• What you have to do
Copy out each line below containing "vaginal".

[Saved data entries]
-=-=-
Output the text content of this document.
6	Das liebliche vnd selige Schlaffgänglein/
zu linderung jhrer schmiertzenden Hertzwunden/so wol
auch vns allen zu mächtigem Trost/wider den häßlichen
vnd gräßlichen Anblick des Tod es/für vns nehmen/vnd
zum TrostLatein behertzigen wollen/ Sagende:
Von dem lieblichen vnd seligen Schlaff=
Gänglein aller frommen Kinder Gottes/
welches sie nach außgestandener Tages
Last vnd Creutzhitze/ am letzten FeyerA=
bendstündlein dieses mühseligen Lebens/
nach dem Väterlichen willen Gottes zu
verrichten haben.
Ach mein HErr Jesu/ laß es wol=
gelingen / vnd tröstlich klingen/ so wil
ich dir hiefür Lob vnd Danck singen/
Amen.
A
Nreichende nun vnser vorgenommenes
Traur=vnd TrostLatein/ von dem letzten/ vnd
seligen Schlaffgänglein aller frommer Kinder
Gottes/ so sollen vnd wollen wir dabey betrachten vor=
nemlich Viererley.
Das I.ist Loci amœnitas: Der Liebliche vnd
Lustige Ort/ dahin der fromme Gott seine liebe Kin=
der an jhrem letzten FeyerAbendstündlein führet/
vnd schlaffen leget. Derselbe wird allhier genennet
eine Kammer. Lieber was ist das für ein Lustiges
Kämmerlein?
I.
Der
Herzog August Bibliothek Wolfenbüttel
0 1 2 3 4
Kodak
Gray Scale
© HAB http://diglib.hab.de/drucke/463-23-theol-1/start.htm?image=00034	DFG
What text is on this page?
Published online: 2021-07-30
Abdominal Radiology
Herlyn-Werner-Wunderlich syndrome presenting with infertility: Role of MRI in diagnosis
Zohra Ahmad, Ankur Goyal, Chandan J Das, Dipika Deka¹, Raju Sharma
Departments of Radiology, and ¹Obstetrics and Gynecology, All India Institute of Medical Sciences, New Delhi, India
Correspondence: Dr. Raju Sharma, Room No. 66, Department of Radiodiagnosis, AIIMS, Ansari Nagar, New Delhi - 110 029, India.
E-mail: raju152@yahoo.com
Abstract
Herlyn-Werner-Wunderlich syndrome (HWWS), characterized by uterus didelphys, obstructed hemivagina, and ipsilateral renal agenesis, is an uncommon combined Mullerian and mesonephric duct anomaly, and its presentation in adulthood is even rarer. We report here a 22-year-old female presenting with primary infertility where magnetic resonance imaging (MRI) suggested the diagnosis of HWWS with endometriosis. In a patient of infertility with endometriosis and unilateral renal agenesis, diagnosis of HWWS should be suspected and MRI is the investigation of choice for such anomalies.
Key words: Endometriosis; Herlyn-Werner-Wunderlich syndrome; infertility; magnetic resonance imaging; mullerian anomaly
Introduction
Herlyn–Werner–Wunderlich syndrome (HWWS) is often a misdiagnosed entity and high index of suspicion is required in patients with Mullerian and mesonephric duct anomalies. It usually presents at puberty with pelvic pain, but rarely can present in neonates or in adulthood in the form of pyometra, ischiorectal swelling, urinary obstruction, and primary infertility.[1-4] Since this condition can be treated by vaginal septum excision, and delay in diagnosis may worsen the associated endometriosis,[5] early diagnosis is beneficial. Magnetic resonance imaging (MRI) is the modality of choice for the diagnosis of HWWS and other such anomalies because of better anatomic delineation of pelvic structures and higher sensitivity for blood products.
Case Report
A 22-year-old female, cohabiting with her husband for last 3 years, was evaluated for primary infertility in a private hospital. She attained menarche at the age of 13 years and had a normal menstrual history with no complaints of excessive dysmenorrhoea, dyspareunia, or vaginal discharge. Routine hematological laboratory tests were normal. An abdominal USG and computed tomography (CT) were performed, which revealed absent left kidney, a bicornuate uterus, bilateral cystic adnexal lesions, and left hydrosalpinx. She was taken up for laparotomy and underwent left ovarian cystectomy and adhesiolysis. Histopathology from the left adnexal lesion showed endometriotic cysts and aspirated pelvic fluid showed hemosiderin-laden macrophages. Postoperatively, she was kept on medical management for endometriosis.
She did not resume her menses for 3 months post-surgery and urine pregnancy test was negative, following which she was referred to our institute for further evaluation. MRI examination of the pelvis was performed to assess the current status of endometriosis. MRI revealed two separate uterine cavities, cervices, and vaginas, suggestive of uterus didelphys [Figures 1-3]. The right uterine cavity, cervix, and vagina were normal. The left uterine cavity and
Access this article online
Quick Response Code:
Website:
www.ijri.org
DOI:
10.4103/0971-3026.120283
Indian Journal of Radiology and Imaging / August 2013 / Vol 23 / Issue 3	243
-=-=-
• Answer for the task
Herlyn–Werner–Wunderlich syndrome (HWWS) is often a misdiagnosed entity and high index of suspicion is required in patients with Mullerian and mesonephric duct anomalies. It usually presents at puberty with pelvic pain, but rarely can present in neonates or in adulthood in the form of pyometra, ischiorectal swelling, urinary obstruction, and primary infertility.[1-4] Since this condition can be treated by vaginal septum excision, and delay in diagnosis may worsen the associated endometriosis,[5] early diagnosis is beneficial. Magnetic resonance imaging (MRI) is the modality of choice for the diagnosis of HWWS and other such anomalies because of better anatomic delineation of pelvic structures and higher sensitivity for blood products.
A 22-year-old female, cohabiting with her husband for last 3 years, was evaluated for primary infertility in a private hospital. She attained menarche at the age of 13 years and had a normal menstrual history with no complaints of excessive dysmenorrhoea, dyspareunia, or vaginal discharge. Routine hematological laboratory tests were normal. An abdominal USG and computed tomography (CT) were performed, which revealed absent left kidney, a bicornuate uterus, bilateral cystic adnexal lesions, and left hydrosalpinx. She was taken up for laparotomy and underwent left ovarian cystectomy and adhesiolysis. Histopathology from the left adnexal lesion showed endometriotic cysts and aspirated pelvic fluid showed hemosiderin-laden macrophages. Postoperatively, she was kept on medical management for endometriosis.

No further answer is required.